_AIM OF THE TASK:_ The entries below should be quoted exactly, with no pictures carried over.
BEGIN RECORD LIST
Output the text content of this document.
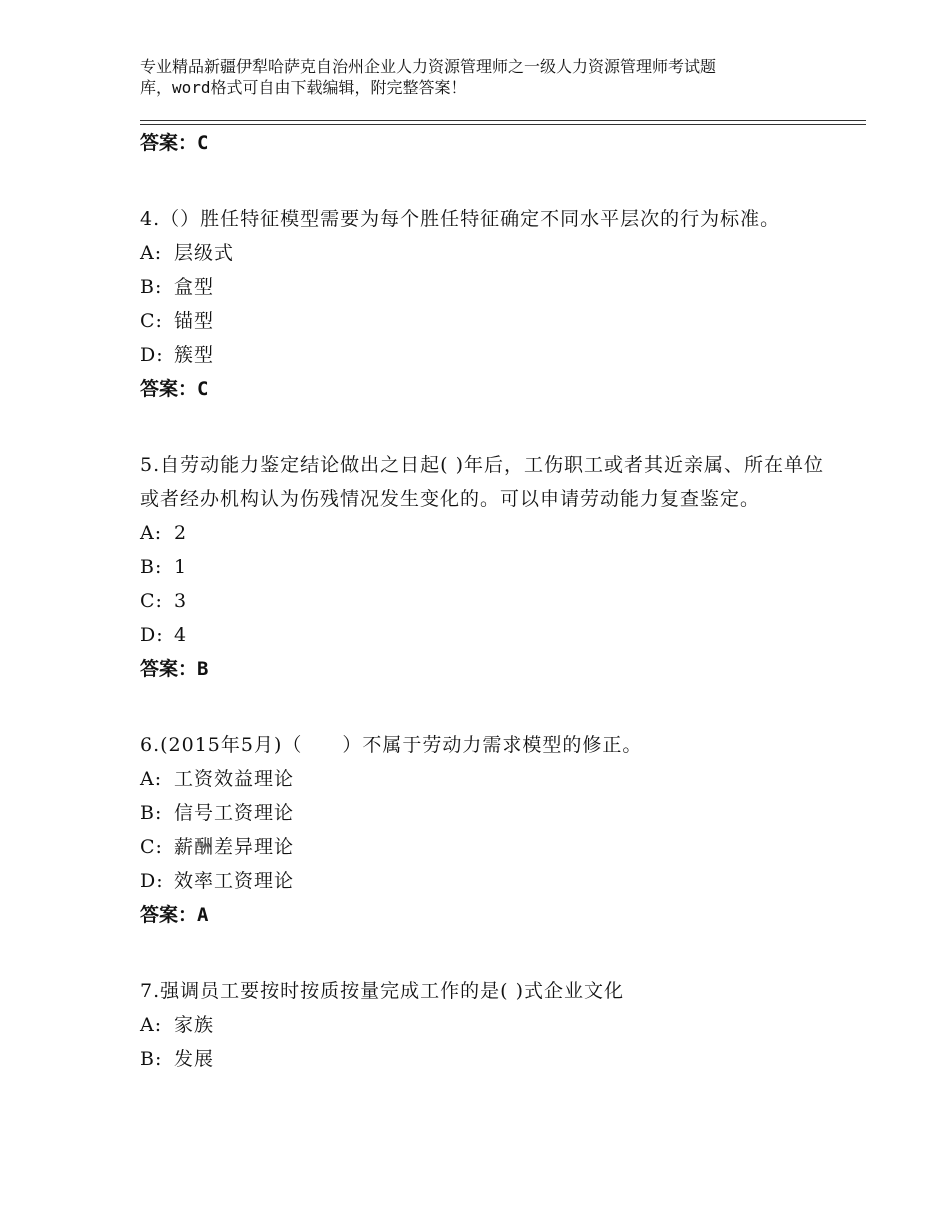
专业精品新疆伊犁哈萨克自治州企业人力资源管理师之一级人力资源管理师考试题
库，word格式可自由下载编辑，附完整答案！
答案：C
4.（）胜任特征模型需要为每个胜任特征确定不同水平层次的行为标准。
A: 层级式
B: 盒型
C: 锚型
D: 簇型
答案：C
5.自劳动能力鉴定结论做出之日起( )年后，工伤职工或者其近亲属、所在单位或者经办机构认为伤残情况发生变化的。可以申请劳动能力复查鉴定。
A: 2
B: 1
C: 3
D: 4
答案：B
6.(2015年5月)（　　）不属于劳动力需求模型的修正。
A: 工资效益理论
B: 信号工资理论
C: 薪酬差异理论
D: 效率工资理论
答案：A
7.强调员工要按时按质按量完成工作的是( )式企业文化
A: 家族
B: 发展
END RECORD LIST
_RESPONSE TO THE TASK:_
Output the text content of this document.
专业精品新疆伊犁哈萨克自治州企业人力资源管理师之一级人力资源管理师考试题
库，word格式可自由下载编辑，附完整答案！
答案：C
4.（）胜任特征模型需要为每个胜任特征确定不同水平层次的行为标准。
A: 层级式
B: 盒型
C: 锚型
D: 簇型
答案：C
5.自劳动能力鉴定结论做出之日起( )年后，工伤职工或者其近亲属、所在单位或者经办机构认为伤残情况发生变化的。可以申请劳动能力复查鉴定。
A: 2
B: 1
C: 3
D: 4
答案：B
6.(2015年5月)（　　）不属于劳动力需求模型的修正。
A: 工资效益理论
B: 信号工资理论
C: 薪酬差异理论
D: 效率工资理论
答案：A
7.强调员工要按时按质按量完成工作的是( )式企业文化
A: 家族
B: 发展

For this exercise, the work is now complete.